>> Start
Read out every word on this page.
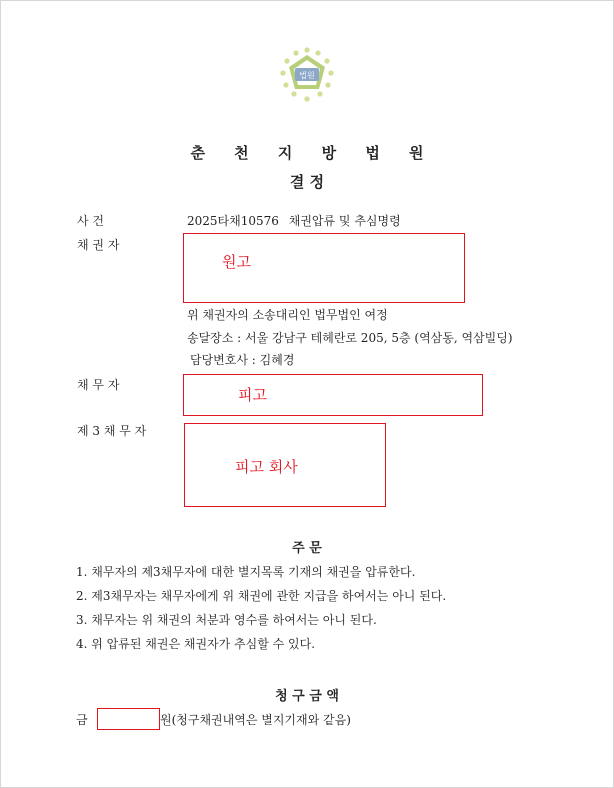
법원
춘 천 지 방 법 원
결 정
사 건	2025타채10576 채권압류 및 추심명령
채 권 자
원고
위 채권자의 소송대리인 법무법인 여정
송달장소 : 서울 강남구 테헤란로 205, 5층 (역삼동, 역삼빌딩)
담당변호사 : 김혜경
채 무 자
피고
제 3 채 무 자
피고 회사
주 문
1. 채무자의 제3채무자에 대한 별지목록 기재의 채권을 압류한다.
2. 제3채무자는 채무자에게 위 채권에 관한 지급을 하여서는 아니 된다.
3. 채무자는 위 채권의 처분과 영수를 하여서는 아니 된다.
4. 위 압류된 채권은 채권자가 추심할 수 있다.
청 구 금 액
금	원(청구채권내역은 별지기재와 같음)
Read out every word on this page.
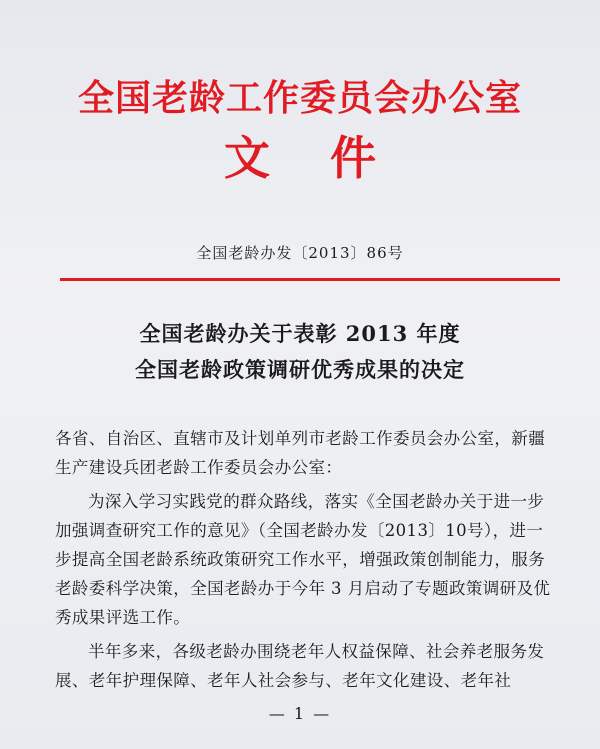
全国老龄工作委员会办公室
文件
全国老龄办发〔2013〕86号
全国老龄办关于表彰 2013 年度
全国老龄政策调研优秀成果的决定

各省、自治区、直辖市及计划单列市老龄工作委员会办公室，新疆生产建设兵团老龄工作委员会办公室：

为深入学习实践党的群众路线，落实《全国老龄办关于进一步加强调查研究工作的意见》（全国老龄办发〔2013〕10号），进一步提高全国老龄系统政策研究工作水平，增强政策创制能力，服务老龄委科学决策，全国老龄办于今年 3 月启动了专题政策调研及优秀成果评选工作。

半年多来，各级老龄办围绕老年人权益保障、社会养老服务发展、老年护理保障、老年人社会参与、老年文化建设、老年社

— 1 —
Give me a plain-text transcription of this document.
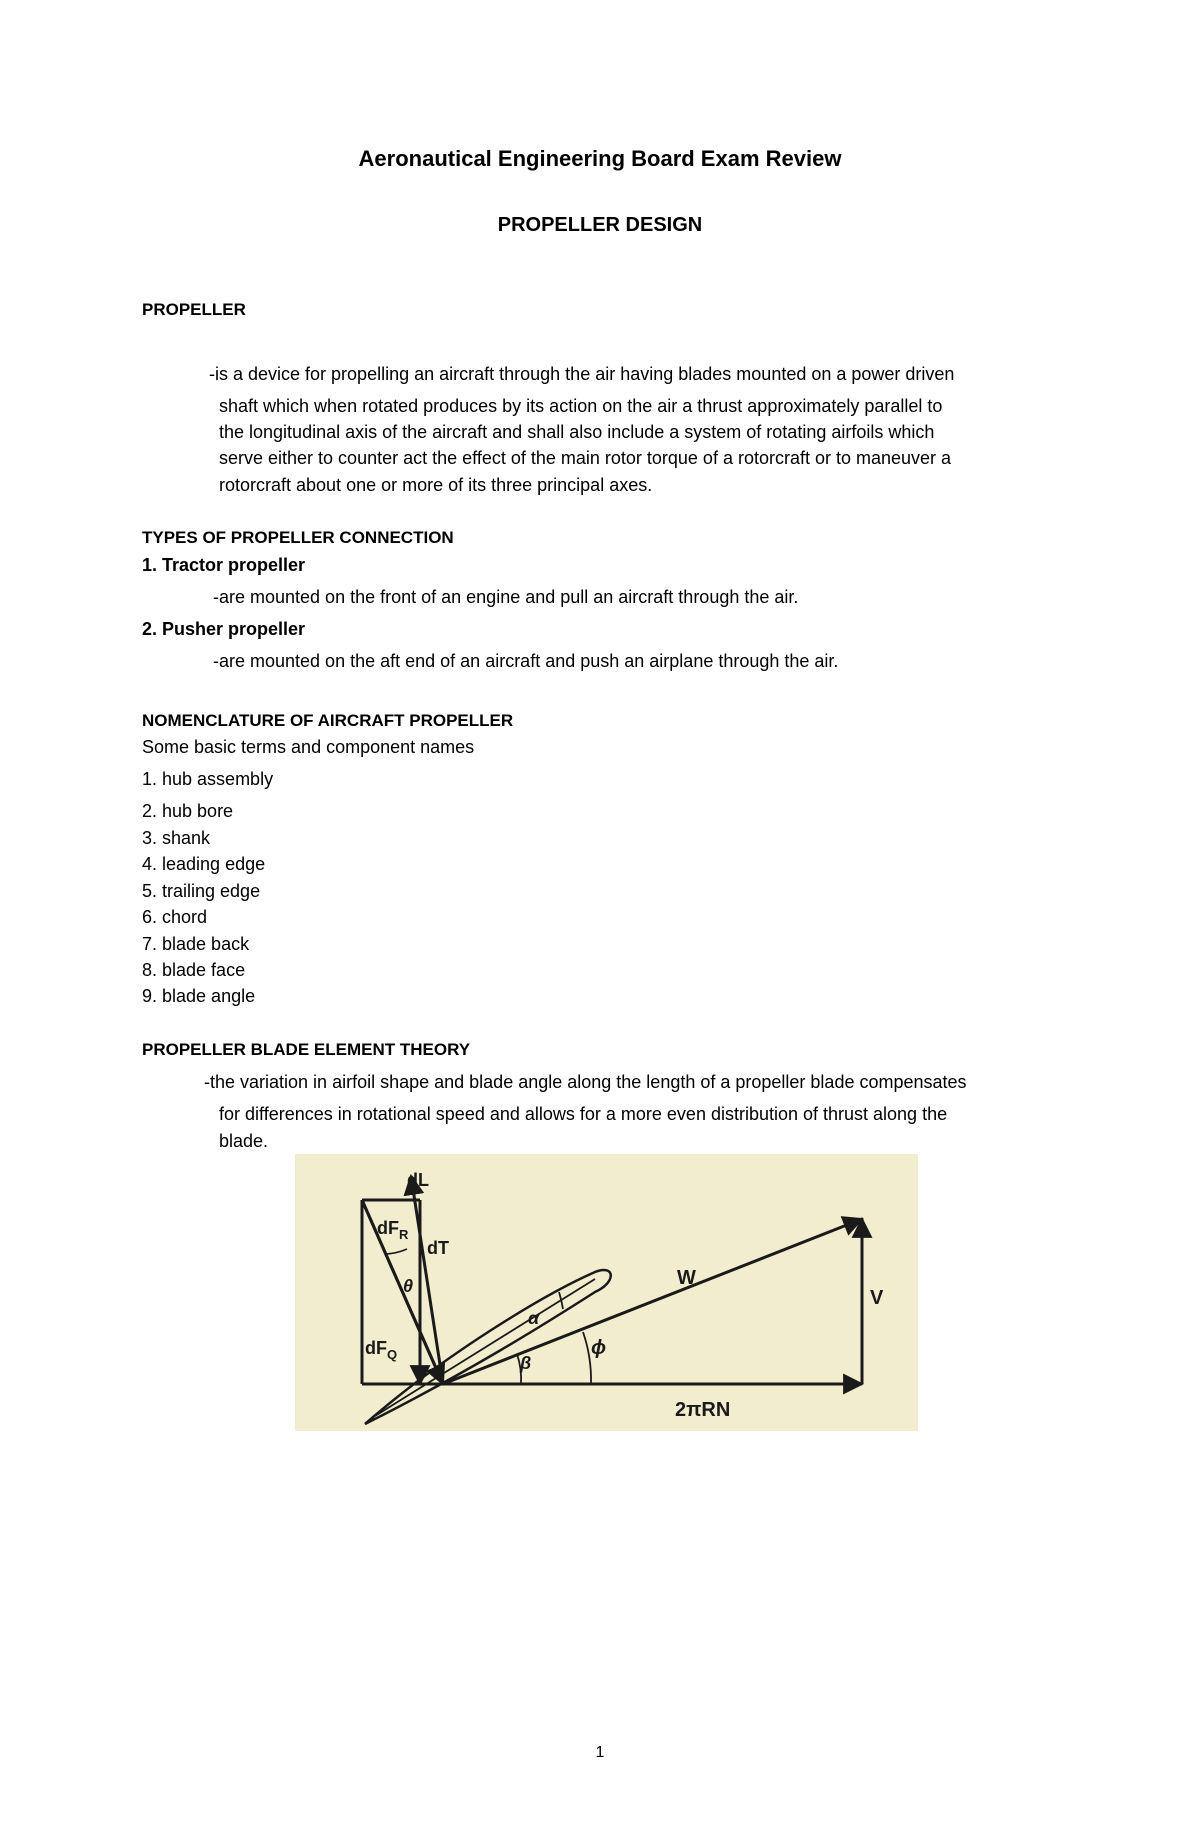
Aeronautical Engineering Board Exam Review
PROPELLER DESIGN
PROPELLER
-is a device for propelling an aircraft through the air having blades mounted on a power driven
shaft which when rotated produces by its action on the air a thrust approximately parallel to
the longitudinal axis of the aircraft and shall also include a system of rotating airfoils which
serve either to counter act the effect of the main rotor torque of a rotorcraft or to maneuver a
rotorcraft about one or more of its three principal axes.
TYPES OF PROPELLER CONNECTION
1. Tractor propeller
-are mounted on the front of an engine and pull an aircraft through the air.
2. Pusher propeller
-are mounted on the aft end of an aircraft and push an airplane through the air.
NOMENCLATURE OF AIRCRAFT PROPELLER
Some basic terms and component names
1. hub assembly
2. hub bore
3. shank
4. leading edge
5. trailing edge
6. chord
7. blade back
8. blade face
9. blade angle
PROPELLER BLADE ELEMENT THEORY
-the variation in airfoil shape and blade angle along the length of a propeller blade compensates
for differences in rotational speed and allows for a more even distribution of thrust along the
blade.
dL
$dF_R$
dT
θ
$dF_Q$
W
V
α
β
ϕ
2πRN
1
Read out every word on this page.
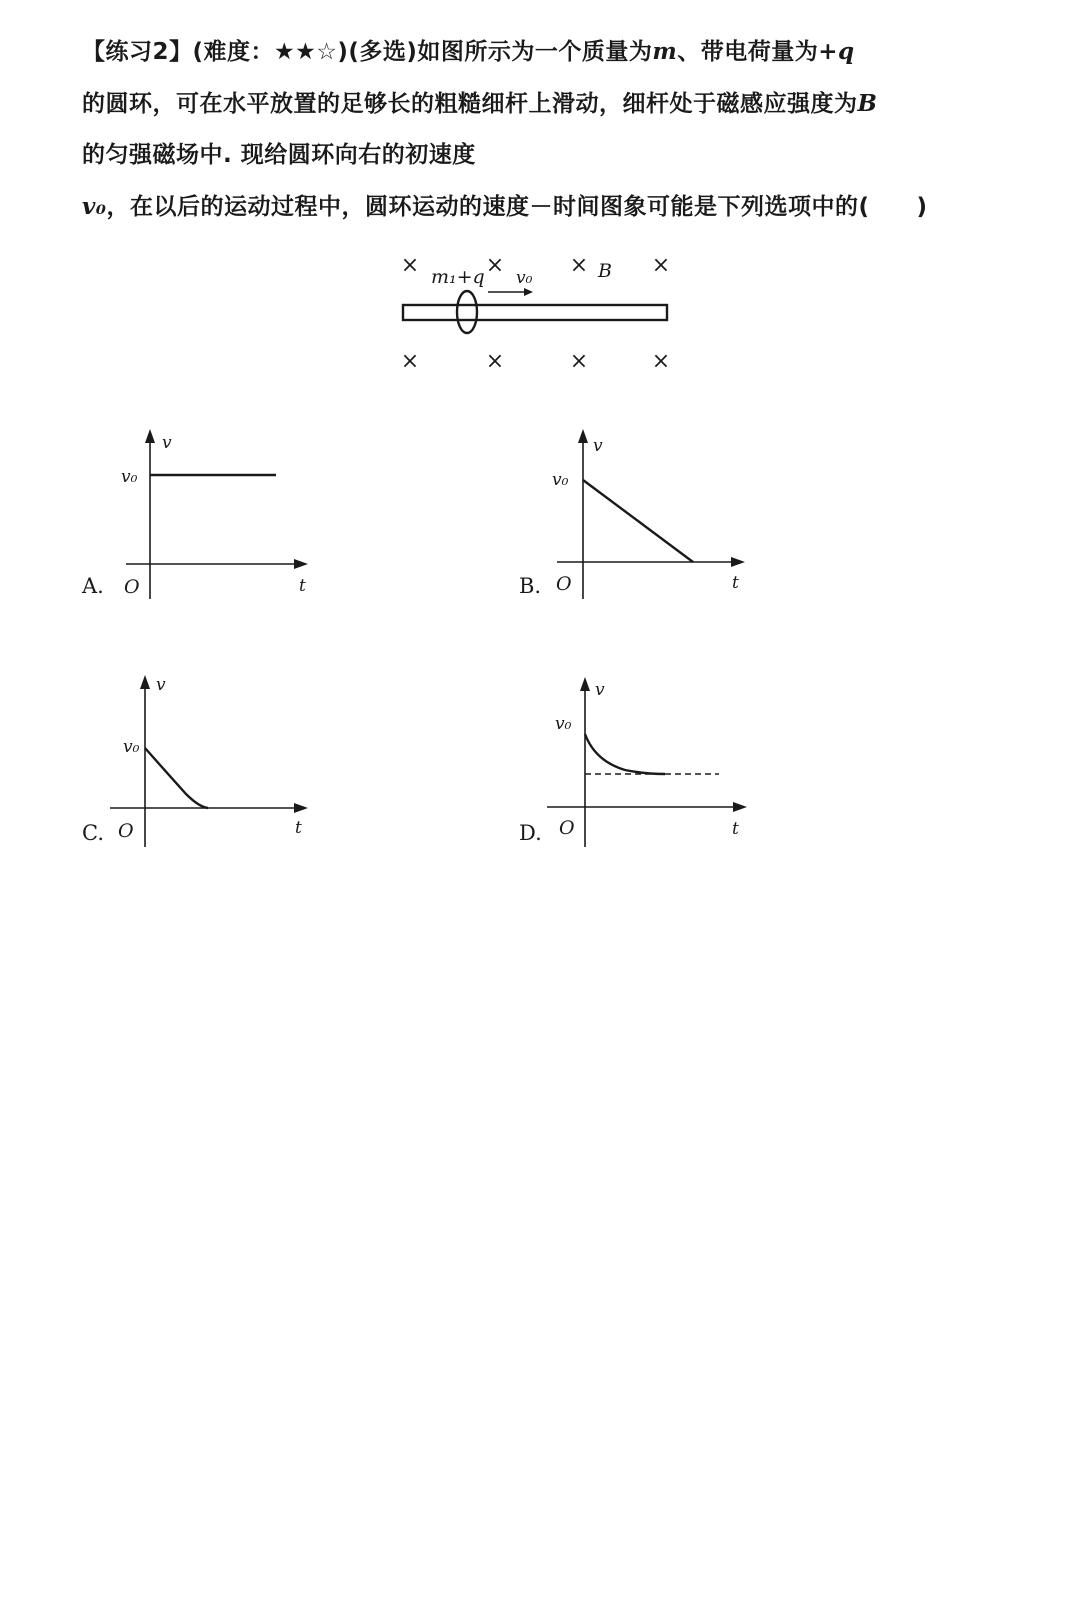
【练习2】(难度：★★☆)(多选)如图所示为一个质量为m、带电荷量为+q的圆环，可在水平放置的足够长的粗糙细杆上滑动，细杆处于磁感应强度为B的匀强磁场中. 现给圆环向右的初速度v₀，在以后的运动过程中，圆环运动的速度－时间图象可能是下列选项中的(　　)
×	×	×	×
×	×	×	×
m₁+q v₀	B
v
v₀
O	t
A.
v
v₀
O	t
B.
v
v₀
O	t
C.
v
v₀
O	t
D.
>> End
> **Exercise requirements**
Wherever a line in the data above holds "angle", copy that line.

> **Task solution**
9. blade angle
-the variation in airfoil shape and blade angle along the length of a propeller blade compensates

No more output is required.